→ Problem requirements: Each line of the listing must be transcribed exactly, except for the images, which should be excluded.

→ Dataset rows:
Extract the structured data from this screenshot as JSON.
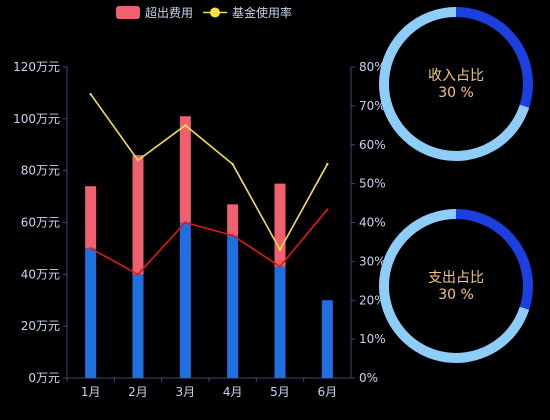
{
  "chart_data": [
    {
      "type": "bar+line",
      "categories": [
        "1月",
        "2月",
        "3月",
        "4月",
        "5月",
        "6月"
      ],
      "legend": [
        {
          "name": "超出费用",
          "shape": "rect",
          "color": "#f0606f"
        },
        {
          "name": "基金使用率",
          "shape": "line-circle",
          "color": "#f6e14a"
        }
      ],
      "legend_placement": "top",
      "y_left": {
        "min": 0,
        "max": 120,
        "step": 20,
        "suffix": "万元",
        "ticks": [
          "0万元",
          "20万元",
          "40万元",
          "60万元",
          "80万元",
          "100万元",
          "120万元"
        ]
      },
      "y_right": {
        "min": 0,
        "max": 80,
        "step": 10,
        "suffix": "%",
        "ticks": [
          "0%",
          "10%",
          "20%",
          "30%",
          "40%",
          "50%",
          "60%",
          "70%",
          "80%"
        ]
      },
      "grid": false,
      "series": [
        {
          "kind": "bar",
          "stack": "total",
          "axis": "left",
          "color": "#1f6fe0",
          "values": [
            50,
            40,
            60,
            55,
            43,
            30
          ]
        },
        {
          "kind": "bar",
          "stack": "total",
          "axis": "left",
          "name": "超出费用",
          "color": "#f0606f",
          "values": [
            24,
            46,
            41,
            12,
            32,
            0
          ]
        },
        {
          "kind": "line",
          "axis": "left",
          "color": "#e01818",
          "values": [
            50,
            40,
            60,
            55,
            43,
            65
          ]
        },
        {
          "kind": "line",
          "axis": "right",
          "name": "基金使用率",
          "color": "#f6e14a",
          "values": [
            73,
            56,
            65,
            55,
            33,
            55
          ]
        }
      ]
    },
    {
      "type": "pie",
      "style": "donut",
      "label_lines": [
        "收入占比",
        "30 %"
      ],
      "slices": [
        {
          "value": 30,
          "color": "#1c3fe0"
        },
        {
          "value": 70,
          "color": "#8ecdf7"
        }
      ]
    },
    {
      "type": "pie",
      "style": "donut",
      "label_lines": [
        "支出占比",
        "30 %"
      ],
      "slices": [
        {
          "value": 30,
          "color": "#1c3fe0"
        },
        {
          "value": 70,
          "color": "#8ecdf7"
        }
      ]
    }
  ],
  "colors": {
    "axis": "#3a4a7a",
    "tick_text": "#c8d4f0",
    "legend_text": "#c8d4f0",
    "donut_text": "#f6c77a"
  }
}
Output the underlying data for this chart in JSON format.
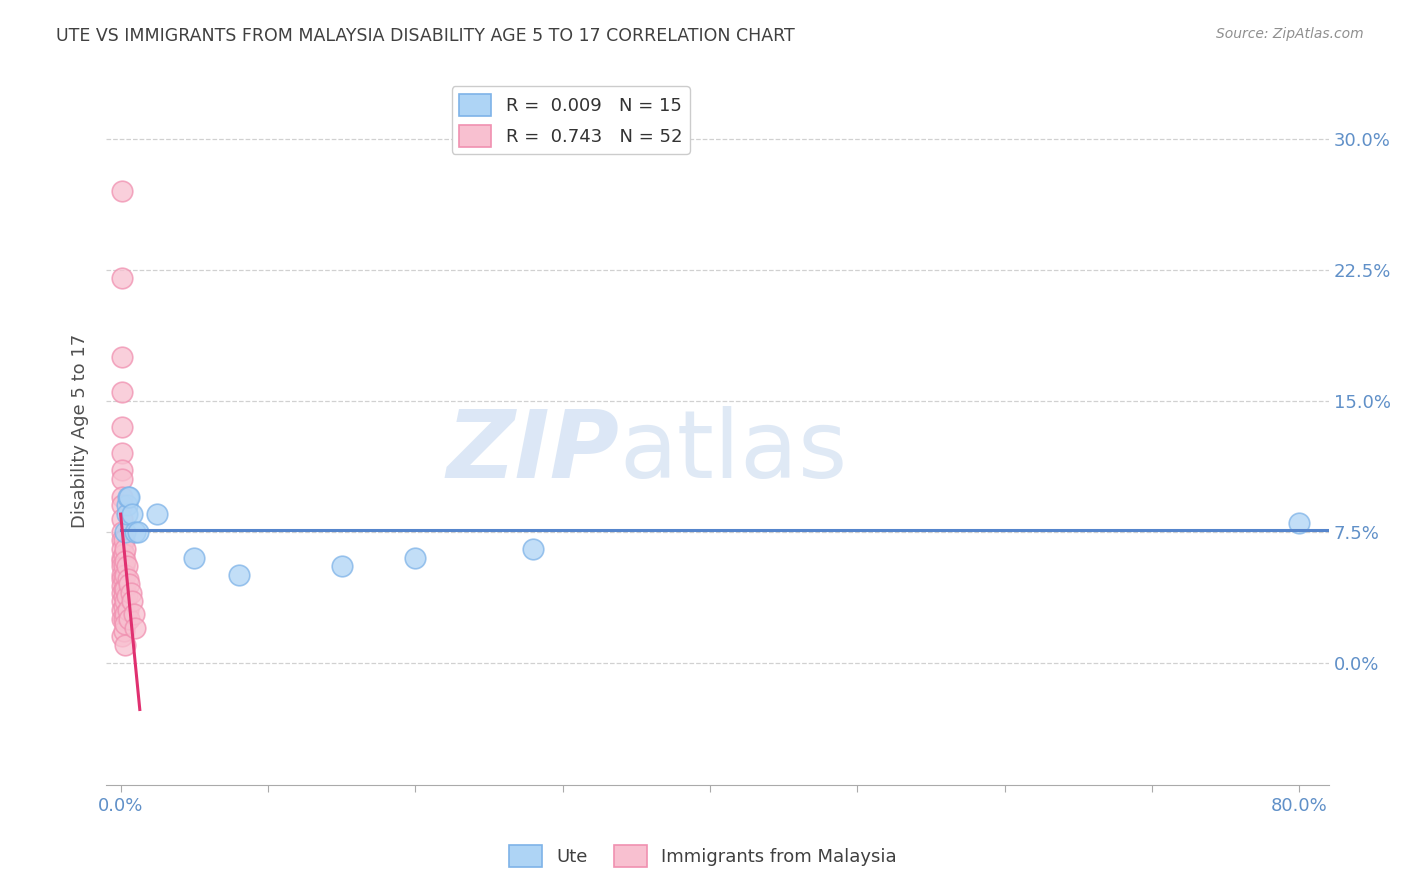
{
  "title": "UTE VS IMMIGRANTS FROM MALAYSIA DISABILITY AGE 5 TO 17 CORRELATION CHART",
  "source": "Source: ZipAtlas.com",
  "ylabel": "Disability Age 5 to 17",
  "xlim": [
    -0.01,
    0.82
  ],
  "ylim": [
    -0.07,
    0.335
  ],
  "yticks": [
    0.0,
    0.075,
    0.15,
    0.225,
    0.3
  ],
  "ytick_labels": [
    "0.0%",
    "7.5%",
    "15.0%",
    "22.5%",
    "30.0%"
  ],
  "xtick_positions": [
    0.0,
    0.1,
    0.2,
    0.3,
    0.4,
    0.5,
    0.6,
    0.7,
    0.8
  ],
  "xtick_label_left": "0.0%",
  "xtick_label_right": "80.0%",
  "blue_R": 0.009,
  "blue_N": 15,
  "pink_R": 0.743,
  "pink_N": 52,
  "blue_color": "#7EB3E8",
  "blue_fill": "#AED4F5",
  "pink_color": "#F090B0",
  "pink_fill": "#F8C0D0",
  "blue_scatter_x": [
    0.003,
    0.004,
    0.004,
    0.005,
    0.006,
    0.008,
    0.01,
    0.012,
    0.025,
    0.05,
    0.08,
    0.15,
    0.2,
    0.28,
    0.8
  ],
  "blue_scatter_y": [
    0.075,
    0.09,
    0.085,
    0.095,
    0.095,
    0.085,
    0.075,
    0.075,
    0.085,
    0.06,
    0.05,
    0.055,
    0.06,
    0.065,
    0.08
  ],
  "pink_scatter_x": [
    0.001,
    0.001,
    0.001,
    0.001,
    0.001,
    0.001,
    0.001,
    0.001,
    0.001,
    0.001,
    0.001,
    0.001,
    0.001,
    0.001,
    0.001,
    0.001,
    0.001,
    0.001,
    0.001,
    0.001,
    0.001,
    0.001,
    0.001,
    0.001,
    0.001,
    0.002,
    0.002,
    0.002,
    0.002,
    0.002,
    0.002,
    0.002,
    0.002,
    0.002,
    0.003,
    0.003,
    0.003,
    0.003,
    0.003,
    0.003,
    0.003,
    0.003,
    0.004,
    0.004,
    0.005,
    0.005,
    0.006,
    0.006,
    0.007,
    0.008,
    0.009,
    0.01
  ],
  "pink_scatter_y": [
    0.27,
    0.22,
    0.175,
    0.155,
    0.135,
    0.12,
    0.11,
    0.105,
    0.095,
    0.09,
    0.082,
    0.075,
    0.07,
    0.065,
    0.06,
    0.058,
    0.055,
    0.05,
    0.048,
    0.044,
    0.04,
    0.035,
    0.03,
    0.025,
    0.015,
    0.07,
    0.062,
    0.055,
    0.048,
    0.042,
    0.038,
    0.032,
    0.025,
    0.018,
    0.065,
    0.058,
    0.05,
    0.042,
    0.035,
    0.028,
    0.022,
    0.01,
    0.055,
    0.038,
    0.048,
    0.03,
    0.045,
    0.025,
    0.04,
    0.035,
    0.028,
    0.02
  ],
  "pink_trendline_x": [
    0.0,
    0.013
  ],
  "blue_trendline_x": [
    0.0,
    0.82
  ],
  "blue_trendline_y": [
    0.076,
    0.076
  ],
  "watermark_zip": "ZIP",
  "watermark_atlas": "atlas",
  "background_color": "#ffffff",
  "grid_color": "#cccccc",
  "title_color": "#404040",
  "axis_label_color": "#505050",
  "tick_color": "#6090C8",
  "legend_label1": "Ute",
  "legend_label2": "Immigrants from Malaysia"
}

→ Result of this exercise:
Extract the structured data from this screenshot as JSON.
{
  "chart_data": [
    {
      "type": "bar+line",
      "categories": [
        "1月",
        "2月",
        "3月",
        "4月",
        "5月",
        "6月"
      ],
      "legend": [
        {
          "name": "超出费用",
          "shape": "rect",
          "color": "#f0606f"
        },
        {
          "name": "基金使用率",
          "shape": "line-circle",
          "color": "#f6e14a"
        }
      ],
      "legend_placement": "top",
      "y_left": {
        "min": 0,
        "max": 120,
        "step": 20,
        "suffix": "万元",
        "ticks": [
          "0万元",
          "20万元",
          "40万元",
          "60万元",
          "80万元",
          "100万元",
          "120万元"
        ]
      },
      "y_right": {
        "min": 0,
        "max": 80,
        "step": 10,
        "suffix": "%",
        "ticks": [
          "0%",
          "10%",
          "20%",
          "30%",
          "40%",
          "50%",
          "60%",
          "70%",
          "80%"
        ]
      },
      "grid": false,
      "series": [
        {
          "kind": "bar",
          "stack": "total",
          "axis": "left",
          "color": "#1f6fe0",
          "values": [
            50,
            40,
            60,
            55,
            43,
            30
          ]
        },
        {
          "kind": "bar",
          "stack": "total",
          "axis": "left",
          "name": "超出费用",
          "color": "#f0606f",
          "values": [
            24,
            46,
            41,
            12,
            32,
            0
          ]
        },
        {
          "kind": "line",
          "axis": "left",
          "color": "#e01818",
          "values": [
            50,
            40,
            60,
            55,
            43,
            65
          ]
        },
        {
          "kind": "line",
          "axis": "right",
          "name": "基金使用率",
          "color": "#f6e14a",
          "values": [
            73,
            56,
            65,
            55,
            33,
            55
          ]
        }
      ]
    },
    {
      "type": "pie",
      "style": "donut",
      "label_lines": [
        "收入占比",
        "30 %"
      ],
      "slices": [
        {
          "value": 30,
          "color": "#1c3fe0"
        },
        {
          "value": 70,
          "color": "#8ecdf7"
        }
      ]
    },
    {
      "type": "pie",
      "style": "donut",
      "label_lines": [
        "支出占比",
        "30 %"
      ],
      "slices": [
        {
          "value": 30,
          "color": "#1c3fe0"
        },
        {
          "value": 70,
          "color": "#8ecdf7"
        }
      ]
    }
  ],
  "colors": {
    "axis": "#3a4a7a",
    "tick_text": "#c8d4f0",
    "legend_text": "#c8d4f0",
    "donut_text": "#f6c77a"
  }
}
Output the underlying data for this chart in JSON format.
{
  "title": "UTE VS IMMIGRANTS FROM MALAYSIA DISABILITY AGE 5 TO 17 CORRELATION CHART",
  "source": "Source: ZipAtlas.com",
  "ylabel": "Disability Age 5 to 17",
  "xlim": [
    -0.01,
    0.82
  ],
  "ylim": [
    -0.07,
    0.335
  ],
  "yticks": [
    0.0,
    0.075,
    0.15,
    0.225,
    0.3
  ],
  "ytick_labels": [
    "0.0%",
    "7.5%",
    "15.0%",
    "22.5%",
    "30.0%"
  ],
  "xtick_positions": [
    0.0,
    0.1,
    0.2,
    0.3,
    0.4,
    0.5,
    0.6,
    0.7,
    0.8
  ],
  "xtick_label_left": "0.0%",
  "xtick_label_right": "80.0%",
  "blue_R": 0.009,
  "blue_N": 15,
  "pink_R": 0.743,
  "pink_N": 52,
  "blue_color": "#7EB3E8",
  "blue_fill": "#AED4F5",
  "pink_color": "#F090B0",
  "pink_fill": "#F8C0D0",
  "blue_scatter_x": [
    0.003,
    0.004,
    0.004,
    0.005,
    0.006,
    0.008,
    0.01,
    0.012,
    0.025,
    0.05,
    0.08,
    0.15,
    0.2,
    0.28,
    0.8
  ],
  "blue_scatter_y": [
    0.075,
    0.09,
    0.085,
    0.095,
    0.095,
    0.085,
    0.075,
    0.075,
    0.085,
    0.06,
    0.05,
    0.055,
    0.06,
    0.065,
    0.08
  ],
  "pink_scatter_x": [
    0.001,
    0.001,
    0.001,
    0.001,
    0.001,
    0.001,
    0.001,
    0.001,
    0.001,
    0.001,
    0.001,
    0.001,
    0.001,
    0.001,
    0.001,
    0.001,
    0.001,
    0.001,
    0.001,
    0.001,
    0.001,
    0.001,
    0.001,
    0.001,
    0.001,
    0.002,
    0.002,
    0.002,
    0.002,
    0.002,
    0.002,
    0.002,
    0.002,
    0.002,
    0.003,
    0.003,
    0.003,
    0.003,
    0.003,
    0.003,
    0.003,
    0.003,
    0.004,
    0.004,
    0.005,
    0.005,
    0.006,
    0.006,
    0.007,
    0.008,
    0.009,
    0.01
  ],
  "pink_scatter_y": [
    0.27,
    0.22,
    0.175,
    0.155,
    0.135,
    0.12,
    0.11,
    0.105,
    0.095,
    0.09,
    0.082,
    0.075,
    0.07,
    0.065,
    0.06,
    0.058,
    0.055,
    0.05,
    0.048,
    0.044,
    0.04,
    0.035,
    0.03,
    0.025,
    0.015,
    0.07,
    0.062,
    0.055,
    0.048,
    0.042,
    0.038,
    0.032,
    0.025,
    0.018,
    0.065,
    0.058,
    0.05,
    0.042,
    0.035,
    0.028,
    0.022,
    0.01,
    0.055,
    0.038,
    0.048,
    0.03,
    0.045,
    0.025,
    0.04,
    0.035,
    0.028,
    0.02
  ],
  "pink_trendline_x": [
    0.0,
    0.013
  ],
  "blue_trendline_x": [
    0.0,
    0.82
  ],
  "blue_trendline_y": [
    0.076,
    0.076
  ],
  "watermark_zip": "ZIP",
  "watermark_atlas": "atlas",
  "background_color": "#ffffff",
  "grid_color": "#cccccc",
  "title_color": "#404040",
  "axis_label_color": "#505050",
  "tick_color": "#6090C8",
  "legend_label1": "Ute",
  "legend_label2": "Immigrants from Malaysia"
}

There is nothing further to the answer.